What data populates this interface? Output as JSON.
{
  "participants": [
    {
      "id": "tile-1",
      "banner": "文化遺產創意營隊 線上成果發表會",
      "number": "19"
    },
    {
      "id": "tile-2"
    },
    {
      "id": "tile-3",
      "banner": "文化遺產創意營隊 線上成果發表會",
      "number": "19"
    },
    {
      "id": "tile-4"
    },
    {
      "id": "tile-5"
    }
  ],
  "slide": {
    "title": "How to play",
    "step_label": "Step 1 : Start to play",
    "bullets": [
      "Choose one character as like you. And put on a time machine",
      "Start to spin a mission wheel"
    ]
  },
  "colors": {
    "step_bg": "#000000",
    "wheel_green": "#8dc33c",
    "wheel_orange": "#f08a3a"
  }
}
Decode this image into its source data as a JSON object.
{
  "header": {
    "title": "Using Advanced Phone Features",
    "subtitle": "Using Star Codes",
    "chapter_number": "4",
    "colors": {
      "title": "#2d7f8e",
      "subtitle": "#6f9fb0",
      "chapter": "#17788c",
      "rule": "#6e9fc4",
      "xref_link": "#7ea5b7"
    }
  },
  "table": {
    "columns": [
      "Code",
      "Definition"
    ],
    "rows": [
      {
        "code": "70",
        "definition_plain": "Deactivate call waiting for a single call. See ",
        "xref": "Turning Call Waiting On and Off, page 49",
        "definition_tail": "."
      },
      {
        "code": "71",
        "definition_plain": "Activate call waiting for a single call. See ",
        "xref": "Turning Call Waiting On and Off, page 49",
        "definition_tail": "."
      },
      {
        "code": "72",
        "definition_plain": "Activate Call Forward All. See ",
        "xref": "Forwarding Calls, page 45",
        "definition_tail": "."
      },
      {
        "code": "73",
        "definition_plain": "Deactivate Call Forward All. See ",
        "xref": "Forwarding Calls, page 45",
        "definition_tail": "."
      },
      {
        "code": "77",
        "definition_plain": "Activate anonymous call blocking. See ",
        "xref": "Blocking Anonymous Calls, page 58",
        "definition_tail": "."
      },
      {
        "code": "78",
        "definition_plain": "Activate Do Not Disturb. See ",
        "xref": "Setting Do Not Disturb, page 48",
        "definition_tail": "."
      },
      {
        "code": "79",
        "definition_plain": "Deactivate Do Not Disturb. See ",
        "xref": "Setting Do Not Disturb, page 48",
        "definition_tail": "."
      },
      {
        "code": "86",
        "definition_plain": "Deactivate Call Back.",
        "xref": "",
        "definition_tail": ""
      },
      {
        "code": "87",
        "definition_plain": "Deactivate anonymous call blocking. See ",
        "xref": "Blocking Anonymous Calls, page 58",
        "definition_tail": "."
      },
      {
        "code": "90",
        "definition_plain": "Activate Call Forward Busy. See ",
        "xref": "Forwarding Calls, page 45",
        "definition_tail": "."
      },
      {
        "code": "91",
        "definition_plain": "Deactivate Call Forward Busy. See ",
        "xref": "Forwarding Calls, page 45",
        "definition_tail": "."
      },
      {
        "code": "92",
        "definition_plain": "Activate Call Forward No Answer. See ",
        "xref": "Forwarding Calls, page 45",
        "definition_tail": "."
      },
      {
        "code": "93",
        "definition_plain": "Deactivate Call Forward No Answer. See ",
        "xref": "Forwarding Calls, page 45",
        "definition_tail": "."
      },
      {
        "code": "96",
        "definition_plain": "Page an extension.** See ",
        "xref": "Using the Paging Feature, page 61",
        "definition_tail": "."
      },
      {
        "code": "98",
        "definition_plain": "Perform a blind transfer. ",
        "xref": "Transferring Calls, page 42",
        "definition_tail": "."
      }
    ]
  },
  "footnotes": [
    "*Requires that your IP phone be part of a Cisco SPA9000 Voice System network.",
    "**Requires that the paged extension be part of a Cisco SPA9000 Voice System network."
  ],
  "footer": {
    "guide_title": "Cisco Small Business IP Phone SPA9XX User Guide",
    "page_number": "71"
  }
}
-*-*-
**WRITTEN TASK:** Type out the full listing again, exactly as given.

**EXERCISE ANSWER:**
What data populates this interface? Output as JSON.
{
  "participants": [
    {
      "id": "tile-1",
      "banner": "文化遺產創意營隊 線上成果發表會",
      "number": "19"
    },
    {
      "id": "tile-2"
    },
    {
      "id": "tile-3",
      "banner": "文化遺產創意營隊 線上成果發表會",
      "number": "19"
    },
    {
      "id": "tile-4"
    },
    {
      "id": "tile-5"
    }
  ],
  "slide": {
    "title": "How to play",
    "step_label": "Step 1 : Start to play",
    "bullets": [
      "Choose one character as like you. And put on a time machine",
      "Start to spin a mission wheel"
    ]
  },
  "colors": {
    "step_bg": "#000000",
    "wheel_green": "#8dc33c",
    "wheel_orange": "#f08a3a"
  }
}
Decode this image into its source data as a JSON object.
{
  "header": {
    "title": "Using Advanced Phone Features",
    "subtitle": "Using Star Codes",
    "chapter_number": "4",
    "colors": {
      "title": "#2d7f8e",
      "subtitle": "#6f9fb0",
      "chapter": "#17788c",
      "rule": "#6e9fc4",
      "xref_link": "#7ea5b7"
    }
  },
  "table": {
    "columns": [
      "Code",
      "Definition"
    ],
    "rows": [
      {
        "code": "70",
        "definition_plain": "Deactivate call waiting for a single call. See ",
        "xref": "Turning Call Waiting On and Off, page 49",
        "definition_tail": "."
      },
      {
        "code": "71",
        "definition_plain": "Activate call waiting for a single call. See ",
        "xref": "Turning Call Waiting On and Off, page 49",
        "definition_tail": "."
      },
      {
        "code": "72",
        "definition_plain": "Activate Call Forward All. See ",
        "xref": "Forwarding Calls, page 45",
        "definition_tail": "."
      },
      {
        "code": "73",
        "definition_plain": "Deactivate Call Forward All. See ",
        "xref": "Forwarding Calls, page 45",
        "definition_tail": "."
      },
      {
        "code": "77",
        "definition_plain": "Activate anonymous call blocking. See ",
        "xref": "Blocking Anonymous Calls, page 58",
        "definition_tail": "."
      },
      {
        "code": "78",
        "definition_plain": "Activate Do Not Disturb. See ",
        "xref": "Setting Do Not Disturb, page 48",
        "definition_tail": "."
      },
      {
        "code": "79",
        "definition_plain": "Deactivate Do Not Disturb. See ",
        "xref": "Setting Do Not Disturb, page 48",
        "definition_tail": "."
      },
      {
        "code": "86",
        "definition_plain": "Deactivate Call Back.",
        "xref": "",
        "definition_tail": ""
      },
      {
        "code": "87",
        "definition_plain": "Deactivate anonymous call blocking. See ",
        "xref": "Blocking Anonymous Calls, page 58",
        "definition_tail": "."
      },
      {
        "code": "90",
        "definition_plain": "Activate Call Forward Busy. See ",
        "xref": "Forwarding Calls, page 45",
        "definition_tail": "."
      },
      {
        "code": "91",
        "definition_plain": "Deactivate Call Forward Busy. See ",
        "xref": "Forwarding Calls, page 45",
        "definition_tail": "."
      },
      {
        "code": "92",
        "definition_plain": "Activate Call Forward No Answer. See ",
        "xref": "Forwarding Calls, page 45",
        "definition_tail": "."
      },
      {
        "code": "93",
        "definition_plain": "Deactivate Call Forward No Answer. See ",
        "xref": "Forwarding Calls, page 45",
        "definition_tail": "."
      },
      {
        "code": "96",
        "definition_plain": "Page an extension.** See ",
        "xref": "Using the Paging Feature, page 61",
        "definition_tail": "."
      },
      {
        "code": "98",
        "definition_plain": "Perform a blind transfer. ",
        "xref": "Transferring Calls, page 42",
        "definition_tail": "."
      }
    ]
  },
  "footnotes": [
    "*Requires that your IP phone be part of a Cisco SPA9000 Voice System network.",
    "**Requires that the paged extension be part of a Cisco SPA9000 Voice System network."
  ],
  "footer": {
    "guide_title": "Cisco Small Business IP Phone SPA9XX User Guide",
    "page_number": "71"
  }
}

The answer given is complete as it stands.